*INSTRUCTIONS TO FOLLOW*. The lines wanted are those in the data below that include "Protein".

*RECORDS FOR THE TASK*.
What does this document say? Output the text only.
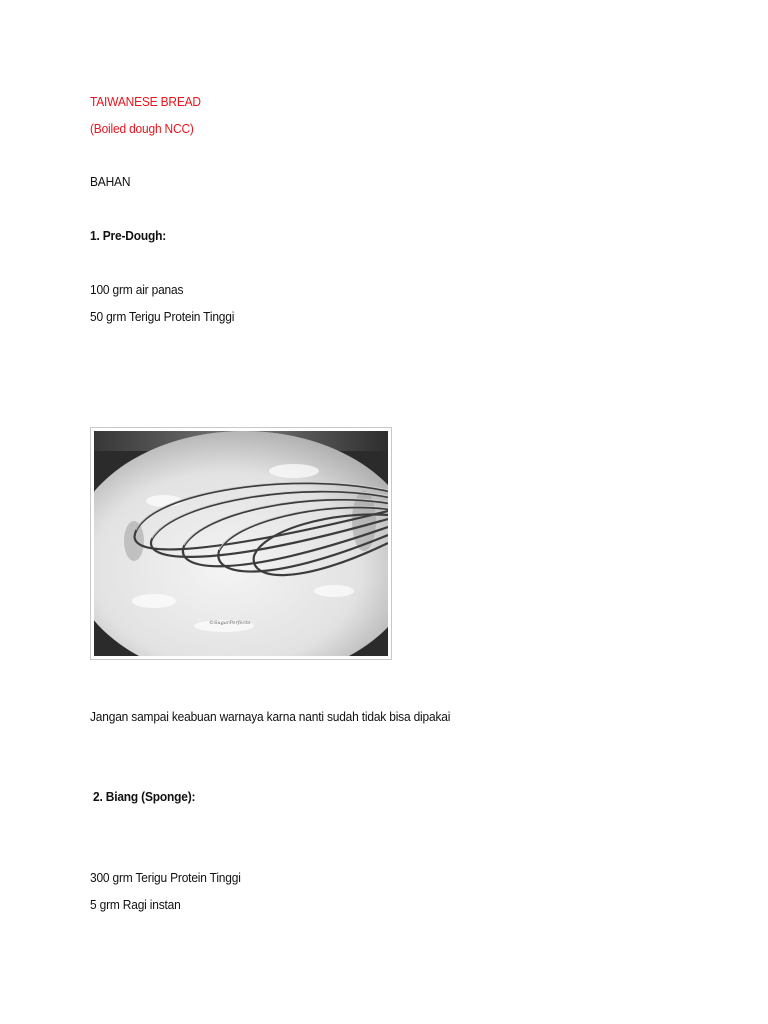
TAIWANESE BREAD
(Boiled dough NCC)
BAHAN
1. Pre-Dough:
100 grm air panas
50 grm Terigu Protein Tinggi
©SugarPerfecto
Jangan sampai keabuan warnaya karna nanti sudah tidak bisa dipakai
2. Biang (Sponge):
300 grm Terigu Protein Tinggi
5 grm Ragi instan
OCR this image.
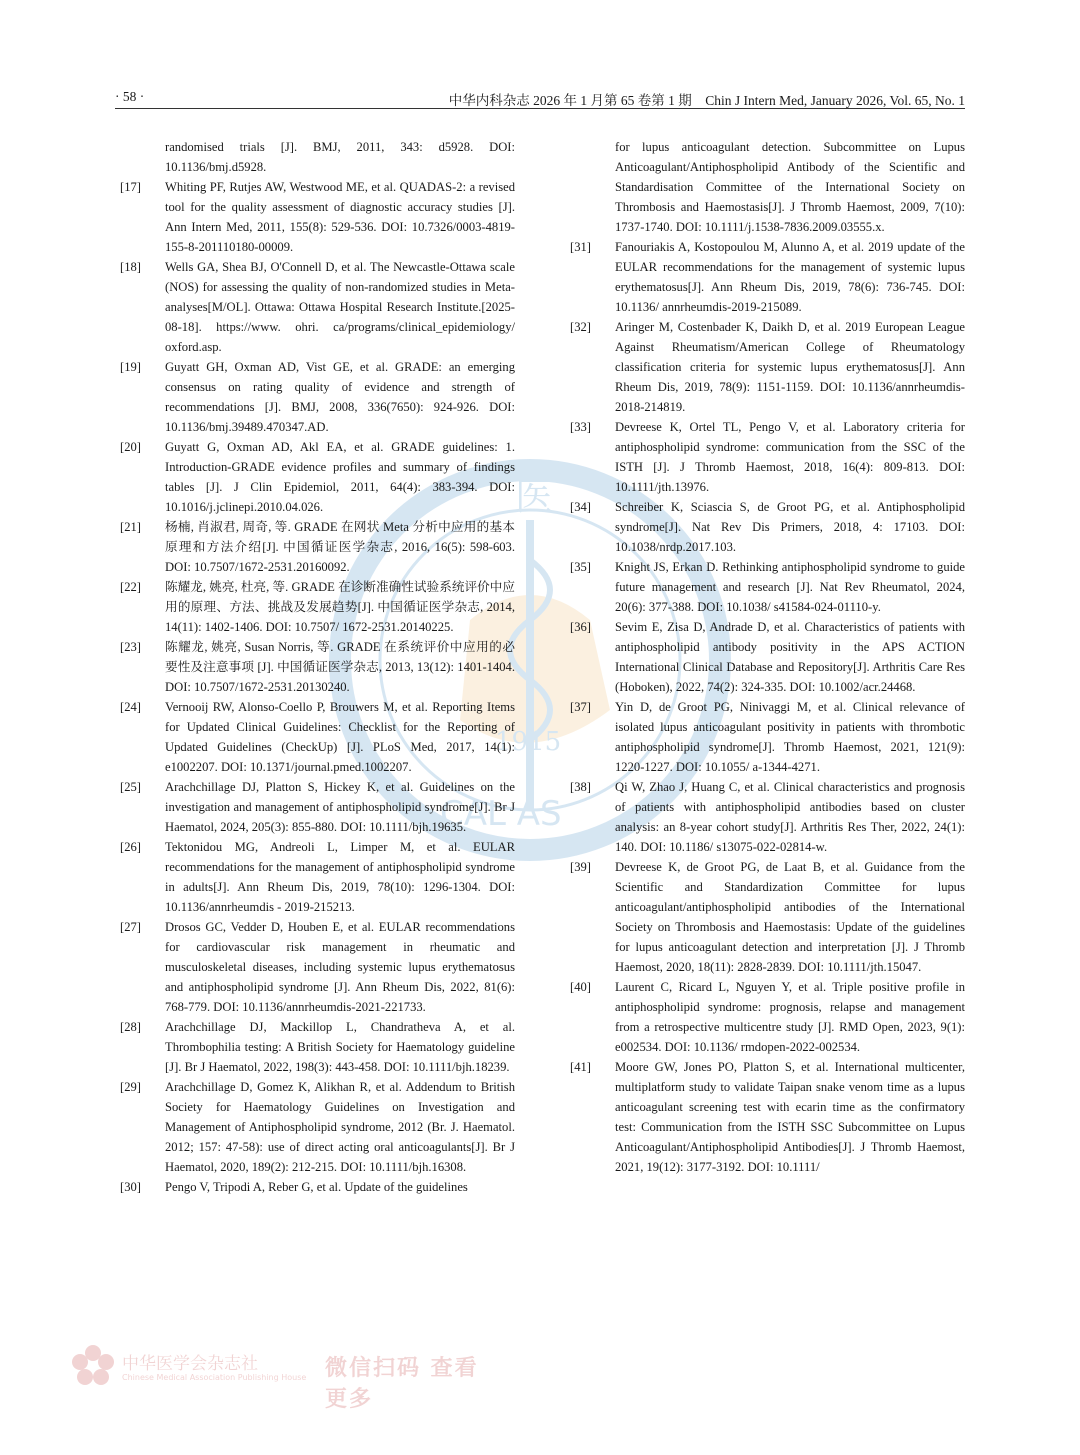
· 58 ·	中华内科杂志 2026 年 1 月第 65 卷第 1 期　Chin J Intern Med, January 2026, Vol. 65, No. 1
医
1915
CAL AS
randomised trials [J]. BMJ, 2011, 343: d5928. DOI: 10.1136/bmj.d5928.
[17] Whiting PF, Rutjes AW, Westwood ME, et al. QUADAS-2: a revised tool for the quality assessment of diagnostic accuracy studies [J]. Ann Intern Med, 2011, 155(8): 529-536. DOI: 10.7326/0003-4819-155-8-201110180-00009.
[18] Wells GA, Shea BJ, O'Connell D, et al. The Newcastle-Ottawa scale (NOS) for assessing the quality of non-randomized studies in Meta-analyses[M/OL]. Ottawa: Ottawa Hospital Research Institute.[2025-08-18]. https://www. ohri. ca/programs/clinical_epidemiology/ oxford.asp.
[19] Guyatt GH, Oxman AD, Vist GE, et al. GRADE: an emerging consensus on rating quality of evidence and strength of recommendations [J]. BMJ, 2008, 336(7650): 924-926. DOI: 10.1136/bmj.39489.470347.AD.
[20] Guyatt G, Oxman AD, Akl EA, et al. GRADE guidelines: 1. Introduction-GRADE evidence profiles and summary of findings tables [J]. J Clin Epidemiol, 2011, 64(4): 383-394. DOI: 10.1016/j.jclinepi.2010.04.026.
[21] 杨楠, 肖淑君, 周奇, 等. GRADE 在网状 Meta 分析中应用的基本原理和方法介绍[J]. 中国循证医学杂志, 2016, 16(5): 598-603. DOI: 10.7507/1672-2531.20160092.
[22] 陈耀龙, 姚亮, 杜亮, 等. GRADE 在诊断准确性试验系统评价中应用的原理、方法、挑战及发展趋势[J]. 中国循证医学杂志, 2014, 14(11): 1402-1406. DOI: 10.7507/ 1672-2531.20140225.
[23] 陈耀龙, 姚亮, Susan Norris, 等. GRADE 在系统评价中应用的必要性及注意事项 [J]. 中国循证医学杂志, 2013, 13(12): 1401-1404. DOI: 10.7507/1672-2531.20130240.
[24] Vernooij RW, Alonso-Coello P, Brouwers M, et al. Reporting Items for Updated Clinical Guidelines: Checklist for the Reporting of Updated Guidelines (CheckUp) [J]. PLoS Med, 2017, 14(1): e1002207. DOI: 10.1371/journal.pmed.1002207.
[25] Arachchillage DJ, Platton S, Hickey K, et al. Guidelines on the investigation and management of antiphospholipid syndrome[J]. Br J Haematol, 2024, 205(3): 855-880. DOI: 10.1111/bjh.19635.
[26] Tektonidou MG, Andreoli L, Limper M, et al. EULAR recommendations for the management of antiphospholipid syndrome in adults[J]. Ann Rheum Dis, 2019, 78(10): 1296-1304. DOI: 10.1136/annrheumdis - 2019-215213.
[27] Drosos GC, Vedder D, Houben E, et al. EULAR recommendations for cardiovascular risk management in rheumatic and musculoskeletal diseases, including systemic lupus erythematosus and antiphospholipid syndrome [J]. Ann Rheum Dis, 2022, 81(6): 768-779. DOI: 10.1136/annrheumdis-2021-221733.
[28] Arachchillage DJ, Mackillop L, Chandratheva A, et al. Thrombophilia testing: A British Society for Haematology guideline [J]. Br J Haematol, 2022, 198(3): 443-458. DOI: 10.1111/bjh.18239.
[29] Arachchillage D, Gomez K, Alikhan R, et al. Addendum to British Society for Haematology Guidelines on Investigation and Management of Antiphospholipid syndrome, 2012 (Br. J. Haematol. 2012; 157: 47-58): use of direct acting oral anticoagulants[J]. Br J Haematol, 2020, 189(2): 212-215. DOI: 10.1111/bjh.16308.
[30] Pengo V, Tripodi A, Reber G, et al. Update of the guidelines
for lupus anticoagulant detection. Subcommittee on Lupus Anticoagulant/Antiphospholipid Antibody of the Scientific and Standardisation Committee of the International Society on Thrombosis and Haemostasis[J]. J Thromb Haemost, 2009, 7(10): 1737-1740. DOI: 10.1111/j.1538-7836.2009.03555.x.
[31] Fanouriakis A, Kostopoulou M, Alunno A, et al. 2019 update of the EULAR recommendations for the management of systemic lupus erythematosus[J]. Ann Rheum Dis, 2019, 78(6): 736-745. DOI: 10.1136/ annrheumdis-2019-215089.
[32] Aringer M, Costenbader K, Daikh D, et al. 2019 European League Against Rheumatism/American College of Rheumatology classification criteria for systemic lupus erythematosus[J]. Ann Rheum Dis, 2019, 78(9): 1151-1159. DOI: 10.1136/annrheumdis-2018-214819.
[33] Devreese K, Ortel TL, Pengo V, et al. Laboratory criteria for antiphospholipid syndrome: communication from the SSC of the ISTH [J]. J Thromb Haemost, 2018, 16(4): 809-813. DOI: 10.1111/jth.13976.
[34] Schreiber K, Sciascia S, de Groot PG, et al. Antiphospholipid syndrome[J]. Nat Rev Dis Primers, 2018, 4: 17103. DOI: 10.1038/nrdp.2017.103.
[35] Knight JS, Erkan D. Rethinking antiphospholipid syndrome to guide future management and research [J]. Nat Rev Rheumatol, 2024, 20(6): 377-388. DOI: 10.1038/ s41584-024-01110-y.
[36] Sevim E, Zisa D, Andrade D, et al. Characteristics of patients with antiphospholipid antibody positivity in the APS ACTION International Clinical Database and Repository[J]. Arthritis Care Res (Hoboken), 2022, 74(2): 324-335. DOI: 10.1002/acr.24468.
[37] Yin D, de Groot PG, Ninivaggi M, et al. Clinical relevance of isolated lupus anticoagulant positivity in patients with thrombotic antiphospholipid syndrome[J]. Thromb Haemost, 2021, 121(9): 1220-1227. DOI: 10.1055/ a-1344-4271.
[38] Qi W, Zhao J, Huang C, et al. Clinical characteristics and prognosis of patients with antiphospholipid antibodies based on cluster analysis: an 8-year cohort study[J]. Arthritis Res Ther, 2022, 24(1): 140. DOI: 10.1186/ s13075-022-02814-w.
[39] Devreese K, de Groot PG, de Laat B, et al. Guidance from the Scientific and Standardization Committee for lupus anticoagulant/antiphospholipid antibodies of the International Society on Thrombosis and Haemostasis: Update of the guidelines for lupus anticoagulant detection and interpretation [J]. J Thromb Haemost, 2020, 18(11): 2828-2839. DOI: 10.1111/jth.15047.
[40] Laurent C, Ricard L, Nguyen Y, et al. Triple positive profile in antiphospholipid syndrome: prognosis, relapse and management from a retrospective multicentre study [J]. RMD Open, 2023, 9(1): e002534. DOI: 10.1136/ rmdopen-2022-002534.
[41] Moore GW, Jones PO, Platton S, et al. International multicenter, multiplatform study to validate Taipan snake venom time as a lupus anticoagulant screening test with ecarin time as the confirmatory test: Communication from the ISTH SSC Subcommittee on Lupus Anticoagulant/Antiphospholipid Antibodies[J]. J Thromb Haemost, 2021, 19(12): 3177-3192. DOI: 10.1111/
中华医学会杂志社
Chinese Medical Association Publishing House 微信扫码 查看更多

*EXERCISE SOLUTION*.
50 grm Terigu Protein Tinggi
300 grm Terigu Protein Tinggi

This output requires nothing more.